Assignment
The result must match the data exactly, line for line.

Excerpted data
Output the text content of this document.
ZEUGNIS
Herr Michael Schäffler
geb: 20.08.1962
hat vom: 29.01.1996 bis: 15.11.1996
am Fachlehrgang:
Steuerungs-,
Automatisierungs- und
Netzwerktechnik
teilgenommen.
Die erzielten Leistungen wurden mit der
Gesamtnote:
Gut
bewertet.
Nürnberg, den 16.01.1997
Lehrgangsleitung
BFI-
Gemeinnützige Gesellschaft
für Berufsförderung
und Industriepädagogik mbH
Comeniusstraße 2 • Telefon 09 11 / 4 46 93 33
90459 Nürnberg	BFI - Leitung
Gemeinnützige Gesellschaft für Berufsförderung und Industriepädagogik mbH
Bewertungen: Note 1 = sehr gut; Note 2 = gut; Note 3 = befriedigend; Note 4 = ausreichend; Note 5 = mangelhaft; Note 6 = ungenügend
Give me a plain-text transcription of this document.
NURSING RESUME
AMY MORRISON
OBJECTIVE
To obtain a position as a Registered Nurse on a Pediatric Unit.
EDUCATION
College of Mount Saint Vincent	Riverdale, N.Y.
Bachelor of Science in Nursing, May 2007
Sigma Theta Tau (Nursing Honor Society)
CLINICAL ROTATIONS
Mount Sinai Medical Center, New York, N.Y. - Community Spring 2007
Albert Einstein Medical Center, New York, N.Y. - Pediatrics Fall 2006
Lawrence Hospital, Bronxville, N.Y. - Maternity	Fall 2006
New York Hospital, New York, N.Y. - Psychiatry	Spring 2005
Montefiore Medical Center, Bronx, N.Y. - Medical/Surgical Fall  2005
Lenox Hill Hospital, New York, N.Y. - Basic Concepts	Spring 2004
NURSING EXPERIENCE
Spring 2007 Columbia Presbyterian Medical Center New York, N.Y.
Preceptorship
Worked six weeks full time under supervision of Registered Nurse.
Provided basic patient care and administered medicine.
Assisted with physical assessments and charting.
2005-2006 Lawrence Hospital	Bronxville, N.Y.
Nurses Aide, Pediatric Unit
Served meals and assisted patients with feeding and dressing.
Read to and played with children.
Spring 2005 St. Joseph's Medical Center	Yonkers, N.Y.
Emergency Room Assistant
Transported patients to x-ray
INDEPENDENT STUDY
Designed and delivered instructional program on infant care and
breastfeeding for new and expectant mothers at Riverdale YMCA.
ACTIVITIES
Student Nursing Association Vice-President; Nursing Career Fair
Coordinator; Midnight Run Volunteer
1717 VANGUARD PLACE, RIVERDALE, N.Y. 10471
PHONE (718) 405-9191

Written solution
Output the text content of this document.
ZEUGNIS
Herr Michael Schäffler
geb: 20.08.1962
hat vom: 29.01.1996 bis: 15.11.1996
am Fachlehrgang:
Steuerungs-,
Automatisierungs- und
Netzwerktechnik
teilgenommen.
Die erzielten Leistungen wurden mit der
Gesamtnote:
Gut
bewertet.
Nürnberg, den 16.01.1997
Lehrgangsleitung
BFI-
Gemeinnützige Gesellschaft
für Berufsförderung
und Industriepädagogik mbH
Comeniusstraße 2 • Telefon 09 11 / 4 46 93 33
90459 Nürnberg	BFI - Leitung
Gemeinnützige Gesellschaft für Berufsförderung und Industriepädagogik mbH
Bewertungen: Note 1 = sehr gut; Note 2 = gut; Note 3 = befriedigend; Note 4 = ausreichend; Note 5 = mangelhaft; Note 6 = ungenügend
Give me a plain-text transcription of this document.
NURSING RESUME
AMY MORRISON
OBJECTIVE
To obtain a position as a Registered Nurse on a Pediatric Unit.
EDUCATION
College of Mount Saint Vincent	Riverdale, N.Y.
Bachelor of Science in Nursing, May 2007
Sigma Theta Tau (Nursing Honor Society)
CLINICAL ROTATIONS
Mount Sinai Medical Center, New York, N.Y. - Community Spring 2007
Albert Einstein Medical Center, New York, N.Y. - Pediatrics Fall 2006
Lawrence Hospital, Bronxville, N.Y. - Maternity	Fall 2006
New York Hospital, New York, N.Y. - Psychiatry	Spring 2005
Montefiore Medical Center, Bronx, N.Y. - Medical/Surgical Fall  2005
Lenox Hill Hospital, New York, N.Y. - Basic Concepts	Spring 2004
NURSING EXPERIENCE
Spring 2007 Columbia Presbyterian Medical Center New York, N.Y.
Preceptorship
Worked six weeks full time under supervision of Registered Nurse.
Provided basic patient care and administered medicine.
Assisted with physical assessments and charting.
2005-2006 Lawrence Hospital	Bronxville, N.Y.
Nurses Aide, Pediatric Unit
Served meals and assisted patients with feeding and dressing.
Read to and played with children.
Spring 2005 St. Joseph's Medical Center	Yonkers, N.Y.
Emergency Room Assistant
Transported patients to x-ray
INDEPENDENT STUDY
Designed and delivered instructional program on infant care and
breastfeeding for new and expectant mothers at Riverdale YMCA.
ACTIVITIES
Student Nursing Association Vice-President; Nursing Career Fair
Coordinator; Midnight Run Volunteer
1717 VANGUARD PLACE, RIVERDALE, N.Y. 10471
PHONE (718) 405-9191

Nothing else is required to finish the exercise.